Each entry below is to be given again word for word, with no pictures.

## Begin Entries shown

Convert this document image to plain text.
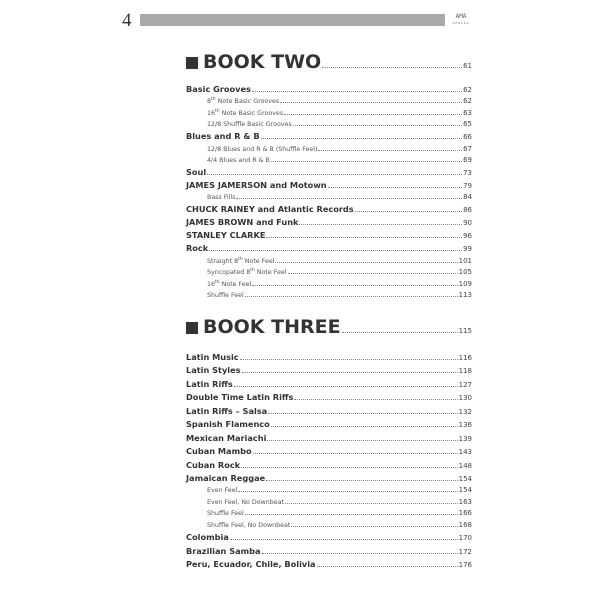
4	AMA
VERLAG
BOOK TWO	61
Basic Grooves	62
8th Note Basic Grooves	62
16th Note Basic Grooves	63
12/8 Shuffle Basic Grooves	65
Blues and R & B	66
12/8 Blues and R & B (Shuffle Feel)	67
4/4 Blues and R & B	69
Soul	73
JAMES JAMERSON and Motown	79
Bass Fills	84
CHUCK RAINEY and Atlantic Records	86
JAMES BROWN and Funk	90
STANLEY CLARKE	96
Rock	99
Straight 8th Note Feel	101
Syncopated 8th Note Feel	105
16th Note Feel	109
Shuffle Feel	113
BOOK THREE	115
Latin Music	116
Latin Styles	118
Latin Riffs	127
Double Time Latin Riffs	130
Latin Riffs – Salsa	132
Spanish Flamenco	136
Mexican Mariachi	139
Cuban Mambo	143
Cuban Rock	148
Jamaican Reggae	154
Even Feel	154
Even Feel, No Downbeat	163
Shuffle Feel	166
Shuffle Feel, No Downbeat	168
Colombia	170
Brazilian Samba	172
Peru, Ecuador, Chile, Bolivia	176
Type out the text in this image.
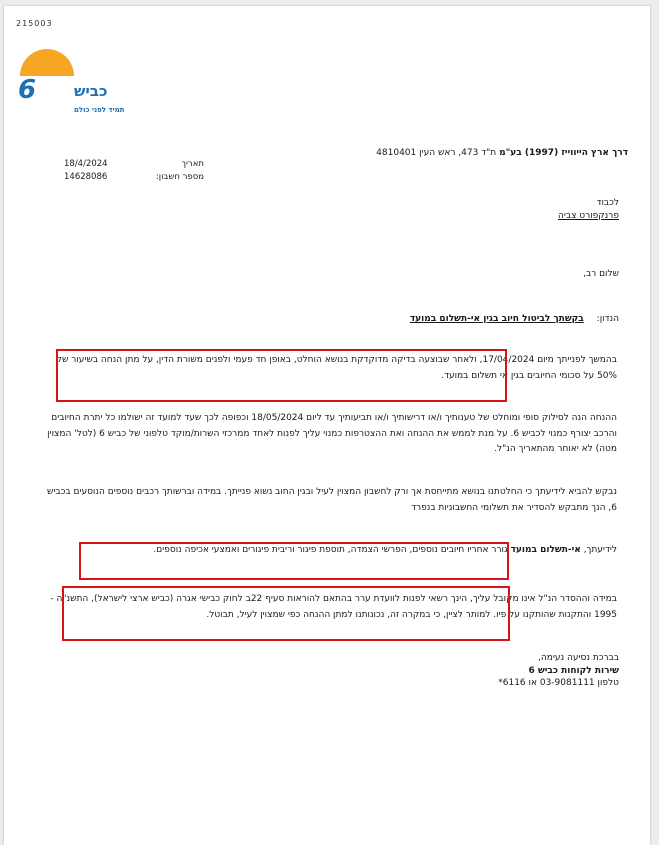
215003
6	כביש
תמיד לפני כולם
דרך ארץ הייווייז (1997) בע"מ ת"ד 473, ראש העין 4810401
תאריך
18/4/2024
מספר חשבון:
14628086
לכבוד
פרנקפורט צביה
שלום רב,
הנדון: בקשתך לביטול חיוב בגין אי-תשלום במועד
בהמשך לפנייתך מיום 17/04/2024, ולאחר שבוצעה בדיקה מדוקדקת בנושא הוחלט, באופן חד פעמי ולפנים משורת הדין, על מתן הנחה בשיעור של 50% על סכומי החיובים בגין אי תשלום במועד.
ההנחה הנה לסילוק סופי ומוחלט של טענותיך ו/או דרישותיך ו/או תביעותיך עד ליום 18/05/2024 וכפופה לכך שעד למועד זה ישולמו כל יתרת החיובים והרכב יצורף כמנוי לכביש 6. על מנת לממש את ההנחה ואת ההצטרפות כמנוי עליך לפנות לאחד ממרכזי השרות/מוקד טלפוני של כביש 6 (לטל' המצוין מטה) לא יאוחר מהתאריך הנ"ל.
נבקש להביא לידיעתך כי החלטתנו בנושא מתייחסת אך ורק לחשבון המצוין לעיל ובגין החוב נשוא פנייתך. במידה וברשותך רכבים נוספים הנוסעים בכביש 6, הנך מתבקש להסדיר את תשלומי החשבוניות בנפרד
לידיעתך, אי-תשלום במועד גורר אחריו חיובים נוספים, הפרשי הצמדה, תוספת פיגור וריבית פיגורים ואמצעי אכיפה נוספים.
במידה וההסדר הנ"ל אינו מקובל עליך, הינך רשאי לפנות לוועדת ערר בהתאם להוראות סעיף 22ב לחוק כבישי אגרה (כביש ארצי לישראל), התשנ"ה - 1995 והתקנות שהותקנו על פיו. למותר לציין, כי במקרה זה, נכונותנו למתן ההנחה כפי שמצוין לעיל, תבוטל.
בברכת נסיעה נעימה,
שירות לקוחות כביש 6
טלפון 03-9081111 או 6116*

## End Entries shown

Answer to the problem:
Convert this document image to plain text.
4	AMA
VERLAG
BOOK TWO	61
Basic Grooves	62
8th Note Basic Grooves	62
16th Note Basic Grooves	63
12/8 Shuffle Basic Grooves	65
Blues and R & B	66
12/8 Blues and R & B (Shuffle Feel)	67
4/4 Blues and R & B	69
Soul	73
JAMES JAMERSON and Motown	79
Bass Fills	84
CHUCK RAINEY and Atlantic Records	86
JAMES BROWN and Funk	90
STANLEY CLARKE	96
Rock	99
Straight 8th Note Feel	101
Syncopated 8th Note Feel	105
16th Note Feel	109
Shuffle Feel	113
BOOK THREE	115
Latin Music	116
Latin Styles	118
Latin Riffs	127
Double Time Latin Riffs	130
Latin Riffs – Salsa	132
Spanish Flamenco	136
Mexican Mariachi	139
Cuban Mambo	143
Cuban Rock	148
Jamaican Reggae	154
Even Feel	154
Even Feel, No Downbeat	163
Shuffle Feel	166
Shuffle Feel, No Downbeat	168
Colombia	170
Brazilian Samba	172
Peru, Ecuador, Chile, Bolivia	176
Type out the text in this image.
215003
6	כביש
תמיד לפני כולם
דרך ארץ הייווייז (1997) בע"מ ת"ד 473, ראש העין 4810401
תאריך
18/4/2024
מספר חשבון:
14628086
לכבוד
פרנקפורט צביה
שלום רב,
הנדון: בקשתך לביטול חיוב בגין אי-תשלום במועד
בהמשך לפנייתך מיום 17/04/2024, ולאחר שבוצעה בדיקה מדוקדקת בנושא הוחלט, באופן חד פעמי ולפנים משורת הדין, על מתן הנחה בשיעור של 50% על סכומי החיובים בגין אי תשלום במועד.
ההנחה הנה לסילוק סופי ומוחלט של טענותיך ו/או דרישותיך ו/או תביעותיך עד ליום 18/05/2024 וכפופה לכך שעד למועד זה ישולמו כל יתרת החיובים והרכב יצורף כמנוי לכביש 6. על מנת לממש את ההנחה ואת ההצטרפות כמנוי עליך לפנות לאחד ממרכזי השרות/מוקד טלפוני של כביש 6 (לטל' המצוין מטה) לא יאוחר מהתאריך הנ"ל.
נבקש להביא לידיעתך כי החלטתנו בנושא מתייחסת אך ורק לחשבון המצוין לעיל ובגין החוב נשוא פנייתך. במידה וברשותך רכבים נוספים הנוסעים בכביש 6, הנך מתבקש להסדיר את תשלומי החשבוניות בנפרד
לידיעתך, אי-תשלום במועד גורר אחריו חיובים נוספים, הפרשי הצמדה, תוספת פיגור וריבית פיגורים ואמצעי אכיפה נוספים.
במידה וההסדר הנ"ל אינו מקובל עליך, הינך רשאי לפנות לוועדת ערר בהתאם להוראות סעיף 22ב לחוק כבישי אגרה (כביש ארצי לישראל), התשנ"ה - 1995 והתקנות שהותקנו על פיו. למותר לציין, כי במקרה זה, נכונותנו למתן ההנחה כפי שמצוין לעיל, תבוטל.
בברכת נסיעה נעימה,
שירות לקוחות כביש 6
טלפון 03-9081111 או 6116*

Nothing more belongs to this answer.